* [Problem description] Look through the records below, count the lines with the word "activities", and reply with only the number.

* [Record list]

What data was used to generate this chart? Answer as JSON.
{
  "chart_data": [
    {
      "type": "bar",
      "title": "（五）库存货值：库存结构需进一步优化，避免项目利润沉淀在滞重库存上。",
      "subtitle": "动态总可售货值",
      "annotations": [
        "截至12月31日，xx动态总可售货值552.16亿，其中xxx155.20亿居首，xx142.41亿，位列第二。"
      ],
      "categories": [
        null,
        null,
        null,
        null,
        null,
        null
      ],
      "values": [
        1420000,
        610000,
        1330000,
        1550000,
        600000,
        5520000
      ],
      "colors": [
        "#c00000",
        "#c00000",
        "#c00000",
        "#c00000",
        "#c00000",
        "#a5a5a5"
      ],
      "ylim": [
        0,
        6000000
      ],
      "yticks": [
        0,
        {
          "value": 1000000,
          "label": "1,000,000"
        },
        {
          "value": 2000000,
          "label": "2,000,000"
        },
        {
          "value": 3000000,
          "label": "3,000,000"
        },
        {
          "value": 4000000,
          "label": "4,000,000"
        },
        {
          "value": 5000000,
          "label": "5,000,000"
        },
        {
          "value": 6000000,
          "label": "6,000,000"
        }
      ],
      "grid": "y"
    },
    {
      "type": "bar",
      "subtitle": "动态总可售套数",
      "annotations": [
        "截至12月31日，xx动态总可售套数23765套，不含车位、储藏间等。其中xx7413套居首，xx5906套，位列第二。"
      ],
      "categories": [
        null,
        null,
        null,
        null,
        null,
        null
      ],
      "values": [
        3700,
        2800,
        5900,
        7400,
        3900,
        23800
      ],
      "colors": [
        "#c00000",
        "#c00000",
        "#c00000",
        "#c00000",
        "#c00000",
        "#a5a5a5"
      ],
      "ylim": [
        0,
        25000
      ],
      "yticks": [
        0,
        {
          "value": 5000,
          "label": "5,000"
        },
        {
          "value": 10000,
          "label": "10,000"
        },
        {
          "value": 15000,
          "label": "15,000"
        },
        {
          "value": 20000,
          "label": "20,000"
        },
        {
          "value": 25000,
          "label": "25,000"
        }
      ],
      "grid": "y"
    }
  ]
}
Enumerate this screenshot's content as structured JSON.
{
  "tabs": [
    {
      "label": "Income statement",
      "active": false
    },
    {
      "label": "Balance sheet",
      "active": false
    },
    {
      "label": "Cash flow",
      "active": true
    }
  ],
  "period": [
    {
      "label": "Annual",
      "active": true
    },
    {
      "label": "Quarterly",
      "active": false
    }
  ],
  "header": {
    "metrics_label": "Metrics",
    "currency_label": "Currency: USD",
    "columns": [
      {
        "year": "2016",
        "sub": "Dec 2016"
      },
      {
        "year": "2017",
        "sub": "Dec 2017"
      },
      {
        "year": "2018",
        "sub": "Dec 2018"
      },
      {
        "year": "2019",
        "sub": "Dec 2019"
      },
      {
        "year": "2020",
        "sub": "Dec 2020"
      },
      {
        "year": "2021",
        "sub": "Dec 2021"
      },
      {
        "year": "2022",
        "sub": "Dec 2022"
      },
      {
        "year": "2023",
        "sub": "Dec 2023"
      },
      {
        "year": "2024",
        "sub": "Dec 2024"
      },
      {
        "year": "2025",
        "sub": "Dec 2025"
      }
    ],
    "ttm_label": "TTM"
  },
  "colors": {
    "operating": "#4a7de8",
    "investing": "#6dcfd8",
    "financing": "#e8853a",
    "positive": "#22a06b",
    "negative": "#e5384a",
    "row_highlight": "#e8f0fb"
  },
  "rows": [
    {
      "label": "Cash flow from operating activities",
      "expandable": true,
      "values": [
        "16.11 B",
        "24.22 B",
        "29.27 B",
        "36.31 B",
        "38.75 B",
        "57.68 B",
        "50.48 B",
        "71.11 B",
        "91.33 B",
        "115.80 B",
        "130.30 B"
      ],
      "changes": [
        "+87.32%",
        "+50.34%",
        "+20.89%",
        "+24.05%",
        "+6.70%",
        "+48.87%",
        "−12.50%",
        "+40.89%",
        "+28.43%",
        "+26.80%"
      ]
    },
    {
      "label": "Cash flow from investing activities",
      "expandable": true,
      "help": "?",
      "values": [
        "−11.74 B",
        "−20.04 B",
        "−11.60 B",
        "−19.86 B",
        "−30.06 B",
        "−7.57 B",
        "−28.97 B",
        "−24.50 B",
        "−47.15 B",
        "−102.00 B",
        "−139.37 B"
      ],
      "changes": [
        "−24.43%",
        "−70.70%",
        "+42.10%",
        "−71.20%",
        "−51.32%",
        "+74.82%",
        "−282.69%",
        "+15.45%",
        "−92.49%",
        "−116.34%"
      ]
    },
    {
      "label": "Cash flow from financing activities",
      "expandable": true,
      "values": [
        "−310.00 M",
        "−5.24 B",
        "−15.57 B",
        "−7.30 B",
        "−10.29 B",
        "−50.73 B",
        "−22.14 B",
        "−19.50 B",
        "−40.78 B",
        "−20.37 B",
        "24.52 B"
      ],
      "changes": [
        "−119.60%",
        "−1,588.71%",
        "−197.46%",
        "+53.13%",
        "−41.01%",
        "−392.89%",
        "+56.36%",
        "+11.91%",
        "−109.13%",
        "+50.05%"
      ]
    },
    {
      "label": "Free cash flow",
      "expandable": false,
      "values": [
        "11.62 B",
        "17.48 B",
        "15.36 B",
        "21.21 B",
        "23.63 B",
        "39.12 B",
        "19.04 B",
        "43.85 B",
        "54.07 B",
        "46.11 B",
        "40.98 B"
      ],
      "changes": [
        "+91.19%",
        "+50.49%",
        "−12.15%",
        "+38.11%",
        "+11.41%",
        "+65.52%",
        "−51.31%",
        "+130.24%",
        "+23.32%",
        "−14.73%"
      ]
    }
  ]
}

* [Answer to this problem] 3